TASK OBJECTIVE
Retype each record shown below, leaving every character as it is.

▽

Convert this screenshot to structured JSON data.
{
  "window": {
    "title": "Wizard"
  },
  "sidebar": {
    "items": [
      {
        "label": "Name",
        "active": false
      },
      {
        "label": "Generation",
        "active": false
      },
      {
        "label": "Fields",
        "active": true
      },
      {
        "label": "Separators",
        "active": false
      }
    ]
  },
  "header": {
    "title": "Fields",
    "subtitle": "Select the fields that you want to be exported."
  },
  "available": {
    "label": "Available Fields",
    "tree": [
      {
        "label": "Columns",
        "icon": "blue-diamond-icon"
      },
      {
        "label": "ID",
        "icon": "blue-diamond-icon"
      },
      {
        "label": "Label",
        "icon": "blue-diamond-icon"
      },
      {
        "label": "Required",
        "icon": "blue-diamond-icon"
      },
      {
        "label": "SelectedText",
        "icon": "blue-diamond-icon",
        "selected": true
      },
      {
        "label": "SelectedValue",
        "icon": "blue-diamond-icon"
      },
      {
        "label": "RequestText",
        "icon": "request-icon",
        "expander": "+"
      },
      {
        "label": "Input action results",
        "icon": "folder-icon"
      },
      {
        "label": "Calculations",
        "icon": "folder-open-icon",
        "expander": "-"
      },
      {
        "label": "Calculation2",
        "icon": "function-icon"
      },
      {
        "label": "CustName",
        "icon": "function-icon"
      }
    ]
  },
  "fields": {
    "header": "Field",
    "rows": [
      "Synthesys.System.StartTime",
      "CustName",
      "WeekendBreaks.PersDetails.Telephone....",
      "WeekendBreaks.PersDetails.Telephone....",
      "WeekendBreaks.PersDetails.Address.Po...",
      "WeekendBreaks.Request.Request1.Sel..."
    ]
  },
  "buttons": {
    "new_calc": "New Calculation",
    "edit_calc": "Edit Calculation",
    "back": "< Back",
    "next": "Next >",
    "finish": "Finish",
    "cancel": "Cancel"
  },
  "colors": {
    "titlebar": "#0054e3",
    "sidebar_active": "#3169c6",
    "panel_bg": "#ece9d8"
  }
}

△

ANSWER BELOW
Convert this screenshot to structured JSON data.
{
  "window": {
    "title": "Wizard"
  },
  "sidebar": {
    "items": [
      {
        "label": "Name",
        "active": false
      },
      {
        "label": "Generation",
        "active": false
      },
      {
        "label": "Fields",
        "active": true
      },
      {
        "label": "Separators",
        "active": false
      }
    ]
  },
  "header": {
    "title": "Fields",
    "subtitle": "Select the fields that you want to be exported."
  },
  "available": {
    "label": "Available Fields",
    "tree": [
      {
        "label": "Columns",
        "icon": "blue-diamond-icon"
      },
      {
        "label": "ID",
        "icon": "blue-diamond-icon"
      },
      {
        "label": "Label",
        "icon": "blue-diamond-icon"
      },
      {
        "label": "Required",
        "icon": "blue-diamond-icon"
      },
      {
        "label": "SelectedText",
        "icon": "blue-diamond-icon",
        "selected": true
      },
      {
        "label": "SelectedValue",
        "icon": "blue-diamond-icon"
      },
      {
        "label": "RequestText",
        "icon": "request-icon",
        "expander": "+"
      },
      {
        "label": "Input action results",
        "icon": "folder-icon"
      },
      {
        "label": "Calculations",
        "icon": "folder-open-icon",
        "expander": "-"
      },
      {
        "label": "Calculation2",
        "icon": "function-icon"
      },
      {
        "label": "CustName",
        "icon": "function-icon"
      }
    ]
  },
  "fields": {
    "header": "Field",
    "rows": [
      "Synthesys.System.StartTime",
      "CustName",
      "WeekendBreaks.PersDetails.Telephone....",
      "WeekendBreaks.PersDetails.Telephone....",
      "WeekendBreaks.PersDetails.Address.Po...",
      "WeekendBreaks.Request.Request1.Sel..."
    ]
  },
  "buttons": {
    "new_calc": "New Calculation",
    "edit_calc": "Edit Calculation",
    "back": "< Back",
    "next": "Next >",
    "finish": "Finish",
    "cancel": "Cancel"
  },
  "colors": {
    "titlebar": "#0054e3",
    "sidebar_active": "#3169c6",
    "panel_bg": "#ece9d8"
  }
}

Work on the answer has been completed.